**DIRECTION:** Output every record word for word.

## START

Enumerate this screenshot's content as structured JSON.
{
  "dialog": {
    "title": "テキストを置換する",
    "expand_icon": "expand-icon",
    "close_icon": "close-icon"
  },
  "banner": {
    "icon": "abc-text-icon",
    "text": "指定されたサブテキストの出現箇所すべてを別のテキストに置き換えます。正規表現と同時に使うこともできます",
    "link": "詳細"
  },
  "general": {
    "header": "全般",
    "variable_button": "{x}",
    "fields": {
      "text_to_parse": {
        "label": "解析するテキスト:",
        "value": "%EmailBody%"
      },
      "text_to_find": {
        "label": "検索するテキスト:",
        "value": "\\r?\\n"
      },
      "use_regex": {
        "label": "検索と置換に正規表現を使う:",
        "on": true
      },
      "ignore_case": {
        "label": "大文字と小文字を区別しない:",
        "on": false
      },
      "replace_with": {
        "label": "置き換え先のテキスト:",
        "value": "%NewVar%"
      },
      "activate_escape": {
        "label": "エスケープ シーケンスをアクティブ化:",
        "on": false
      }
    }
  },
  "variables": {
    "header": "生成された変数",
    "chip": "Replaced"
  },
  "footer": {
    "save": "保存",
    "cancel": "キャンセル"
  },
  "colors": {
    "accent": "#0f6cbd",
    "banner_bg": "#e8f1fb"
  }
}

## END

**IN RESPONSE:**
Enumerate this screenshot's content as structured JSON.
{
  "dialog": {
    "title": "テキストを置換する",
    "expand_icon": "expand-icon",
    "close_icon": "close-icon"
  },
  "banner": {
    "icon": "abc-text-icon",
    "text": "指定されたサブテキストの出現箇所すべてを別のテキストに置き換えます。正規表現と同時に使うこともできます",
    "link": "詳細"
  },
  "general": {
    "header": "全般",
    "variable_button": "{x}",
    "fields": {
      "text_to_parse": {
        "label": "解析するテキスト:",
        "value": "%EmailBody%"
      },
      "text_to_find": {
        "label": "検索するテキスト:",
        "value": "\\r?\\n"
      },
      "use_regex": {
        "label": "検索と置換に正規表現を使う:",
        "on": true
      },
      "ignore_case": {
        "label": "大文字と小文字を区別しない:",
        "on": false
      },
      "replace_with": {
        "label": "置き換え先のテキスト:",
        "value": "%NewVar%"
      },
      "activate_escape": {
        "label": "エスケープ シーケンスをアクティブ化:",
        "on": false
      }
    }
  },
  "variables": {
    "header": "生成された変数",
    "chip": "Replaced"
  },
  "footer": {
    "save": "保存",
    "cancel": "キャンセル"
  },
  "colors": {
    "accent": "#0f6cbd",
    "banner_bg": "#e8f1fb"
  }
}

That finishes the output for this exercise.